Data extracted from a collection
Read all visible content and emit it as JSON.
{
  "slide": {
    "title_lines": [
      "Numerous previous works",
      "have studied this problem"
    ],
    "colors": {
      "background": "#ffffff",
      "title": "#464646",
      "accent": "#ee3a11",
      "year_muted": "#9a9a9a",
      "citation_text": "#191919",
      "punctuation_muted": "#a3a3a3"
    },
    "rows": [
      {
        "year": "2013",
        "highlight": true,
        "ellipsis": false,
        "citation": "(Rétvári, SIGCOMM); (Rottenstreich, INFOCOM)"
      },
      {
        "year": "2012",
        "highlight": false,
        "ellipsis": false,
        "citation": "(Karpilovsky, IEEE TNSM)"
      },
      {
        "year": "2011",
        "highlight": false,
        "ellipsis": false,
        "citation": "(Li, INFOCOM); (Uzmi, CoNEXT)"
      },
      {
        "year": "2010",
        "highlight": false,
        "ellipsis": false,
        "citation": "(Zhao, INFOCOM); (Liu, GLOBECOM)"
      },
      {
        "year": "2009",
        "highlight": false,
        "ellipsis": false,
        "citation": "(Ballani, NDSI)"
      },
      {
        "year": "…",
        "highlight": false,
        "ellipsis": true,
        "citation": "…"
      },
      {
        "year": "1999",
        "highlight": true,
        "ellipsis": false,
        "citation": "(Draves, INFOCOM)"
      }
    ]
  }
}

TASK STATEMENT
Copy all of the data exactly.

TASK RESPONSE
Read all visible content and emit it as JSON.
{
  "slide": {
    "title_lines": [
      "Numerous previous works",
      "have studied this problem"
    ],
    "colors": {
      "background": "#ffffff",
      "title": "#464646",
      "accent": "#ee3a11",
      "year_muted": "#9a9a9a",
      "citation_text": "#191919",
      "punctuation_muted": "#a3a3a3"
    },
    "rows": [
      {
        "year": "2013",
        "highlight": true,
        "ellipsis": false,
        "citation": "(Rétvári, SIGCOMM); (Rottenstreich, INFOCOM)"
      },
      {
        "year": "2012",
        "highlight": false,
        "ellipsis": false,
        "citation": "(Karpilovsky, IEEE TNSM)"
      },
      {
        "year": "2011",
        "highlight": false,
        "ellipsis": false,
        "citation": "(Li, INFOCOM); (Uzmi, CoNEXT)"
      },
      {
        "year": "2010",
        "highlight": false,
        "ellipsis": false,
        "citation": "(Zhao, INFOCOM); (Liu, GLOBECOM)"
      },
      {
        "year": "2009",
        "highlight": false,
        "ellipsis": false,
        "citation": "(Ballani, NDSI)"
      },
      {
        "year": "…",
        "highlight": false,
        "ellipsis": true,
        "citation": "…"
      },
      {
        "year": "1999",
        "highlight": true,
        "ellipsis": false,
        "citation": "(Draves, INFOCOM)"
      }
    ]
  }
}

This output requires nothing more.